*Collected data*:
::::

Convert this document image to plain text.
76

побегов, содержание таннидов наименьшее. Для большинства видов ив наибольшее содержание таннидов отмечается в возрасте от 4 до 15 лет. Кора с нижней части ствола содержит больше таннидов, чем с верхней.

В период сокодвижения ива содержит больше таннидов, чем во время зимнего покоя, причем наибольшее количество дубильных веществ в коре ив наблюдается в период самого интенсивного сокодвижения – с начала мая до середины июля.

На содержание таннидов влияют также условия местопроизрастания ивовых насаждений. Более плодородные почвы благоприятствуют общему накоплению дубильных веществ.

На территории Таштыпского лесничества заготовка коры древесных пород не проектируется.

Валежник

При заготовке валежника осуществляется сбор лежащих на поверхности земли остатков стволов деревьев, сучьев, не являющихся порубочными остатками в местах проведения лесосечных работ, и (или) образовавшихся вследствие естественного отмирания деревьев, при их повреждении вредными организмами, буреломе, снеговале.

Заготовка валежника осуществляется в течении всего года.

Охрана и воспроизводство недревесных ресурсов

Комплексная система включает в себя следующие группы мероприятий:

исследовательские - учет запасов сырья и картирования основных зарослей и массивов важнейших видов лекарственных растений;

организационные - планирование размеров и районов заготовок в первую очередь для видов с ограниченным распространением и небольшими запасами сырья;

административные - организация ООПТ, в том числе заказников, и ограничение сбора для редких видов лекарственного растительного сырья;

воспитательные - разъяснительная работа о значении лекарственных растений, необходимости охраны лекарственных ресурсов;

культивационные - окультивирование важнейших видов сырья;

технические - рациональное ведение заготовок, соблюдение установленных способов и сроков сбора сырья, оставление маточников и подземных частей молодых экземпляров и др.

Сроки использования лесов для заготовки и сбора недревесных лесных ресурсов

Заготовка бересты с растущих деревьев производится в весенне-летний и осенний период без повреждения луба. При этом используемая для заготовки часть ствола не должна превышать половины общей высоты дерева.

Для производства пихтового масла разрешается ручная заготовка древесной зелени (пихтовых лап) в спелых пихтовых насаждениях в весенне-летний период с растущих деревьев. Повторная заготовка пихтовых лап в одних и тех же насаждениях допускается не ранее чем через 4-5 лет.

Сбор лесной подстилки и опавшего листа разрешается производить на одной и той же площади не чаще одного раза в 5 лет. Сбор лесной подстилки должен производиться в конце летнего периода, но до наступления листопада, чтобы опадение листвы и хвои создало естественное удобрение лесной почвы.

::::

*REQUEST*:
Pull out all lines containing the word "заготовки" from the entries above.

*RESULT*:
Сроки использования лесов для заготовки и сбора недревесных лесных ресурсов
Заготовка бересты с растущих деревьев производится в весенне-летний и осенний период без повреждения луба. При этом используемая для заготовки часть ствола не должна превышать половины общей высоты дерева.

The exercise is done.